# Supplied material
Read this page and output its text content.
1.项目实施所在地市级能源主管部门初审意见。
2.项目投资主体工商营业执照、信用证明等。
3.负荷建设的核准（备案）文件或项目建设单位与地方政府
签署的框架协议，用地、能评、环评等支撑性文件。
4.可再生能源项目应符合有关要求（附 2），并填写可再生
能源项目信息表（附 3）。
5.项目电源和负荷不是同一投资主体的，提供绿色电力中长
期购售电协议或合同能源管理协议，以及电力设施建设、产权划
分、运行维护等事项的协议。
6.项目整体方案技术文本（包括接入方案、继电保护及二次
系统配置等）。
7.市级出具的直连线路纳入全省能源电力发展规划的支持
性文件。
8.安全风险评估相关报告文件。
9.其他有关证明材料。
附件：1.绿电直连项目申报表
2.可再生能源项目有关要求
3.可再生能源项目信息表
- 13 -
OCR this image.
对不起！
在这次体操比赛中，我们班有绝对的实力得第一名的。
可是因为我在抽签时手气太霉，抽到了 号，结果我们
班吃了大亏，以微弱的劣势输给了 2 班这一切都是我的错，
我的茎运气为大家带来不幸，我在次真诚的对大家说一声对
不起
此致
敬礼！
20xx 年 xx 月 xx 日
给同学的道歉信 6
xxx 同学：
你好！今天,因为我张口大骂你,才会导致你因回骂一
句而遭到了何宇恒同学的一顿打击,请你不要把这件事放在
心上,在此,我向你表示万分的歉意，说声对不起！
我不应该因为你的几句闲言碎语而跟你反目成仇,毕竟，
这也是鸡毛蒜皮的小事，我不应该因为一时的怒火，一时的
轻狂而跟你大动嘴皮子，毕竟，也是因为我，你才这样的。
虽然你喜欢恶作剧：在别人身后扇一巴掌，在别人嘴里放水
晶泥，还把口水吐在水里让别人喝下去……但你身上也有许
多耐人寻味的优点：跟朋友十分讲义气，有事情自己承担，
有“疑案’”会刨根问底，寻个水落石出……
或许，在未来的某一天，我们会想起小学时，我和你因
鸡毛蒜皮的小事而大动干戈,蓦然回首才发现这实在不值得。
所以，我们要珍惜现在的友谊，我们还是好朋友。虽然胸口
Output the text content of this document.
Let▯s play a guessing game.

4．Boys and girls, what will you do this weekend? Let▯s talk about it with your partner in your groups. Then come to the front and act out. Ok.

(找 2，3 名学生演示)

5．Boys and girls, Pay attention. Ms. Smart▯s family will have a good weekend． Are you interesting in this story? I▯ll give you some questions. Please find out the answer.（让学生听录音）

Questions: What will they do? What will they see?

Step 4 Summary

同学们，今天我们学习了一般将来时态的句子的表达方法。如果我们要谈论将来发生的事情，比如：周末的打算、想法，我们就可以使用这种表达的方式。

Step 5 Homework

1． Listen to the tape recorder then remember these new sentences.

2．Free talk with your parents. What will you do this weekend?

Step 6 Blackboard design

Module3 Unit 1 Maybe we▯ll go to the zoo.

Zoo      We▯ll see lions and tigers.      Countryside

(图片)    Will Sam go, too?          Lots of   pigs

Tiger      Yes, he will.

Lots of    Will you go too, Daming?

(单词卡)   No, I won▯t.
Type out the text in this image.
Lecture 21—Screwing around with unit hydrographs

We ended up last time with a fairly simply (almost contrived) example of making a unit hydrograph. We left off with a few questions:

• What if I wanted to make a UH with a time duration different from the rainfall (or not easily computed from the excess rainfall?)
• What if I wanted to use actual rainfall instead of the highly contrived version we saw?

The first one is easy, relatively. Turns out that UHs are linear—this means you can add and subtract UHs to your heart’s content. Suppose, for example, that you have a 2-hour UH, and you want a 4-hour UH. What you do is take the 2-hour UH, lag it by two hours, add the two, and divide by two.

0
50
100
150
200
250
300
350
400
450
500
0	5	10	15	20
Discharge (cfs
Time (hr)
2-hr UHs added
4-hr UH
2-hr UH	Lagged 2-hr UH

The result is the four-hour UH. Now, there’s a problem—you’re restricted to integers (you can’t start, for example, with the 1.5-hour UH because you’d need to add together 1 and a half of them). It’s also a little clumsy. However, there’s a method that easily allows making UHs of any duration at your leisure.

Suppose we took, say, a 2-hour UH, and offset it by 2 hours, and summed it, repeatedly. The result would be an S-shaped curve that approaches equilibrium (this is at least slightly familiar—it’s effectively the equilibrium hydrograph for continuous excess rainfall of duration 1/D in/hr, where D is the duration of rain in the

# Task
Look through the material and copy each line that has "making".

# Response to the exercise
We ended up last time with a fairly simply (almost contrived) example of making a unit hydrograph. We left off with a few questions:
The result is the four-hour UH. Now, there’s a problem—you’re restricted to integers (you can’t start, for example, with the 1.5-hour UH because you’d need to add together 1 and a half of them). It’s also a little clumsy. However, there’s a method that easily allows making UHs of any duration at your leisure.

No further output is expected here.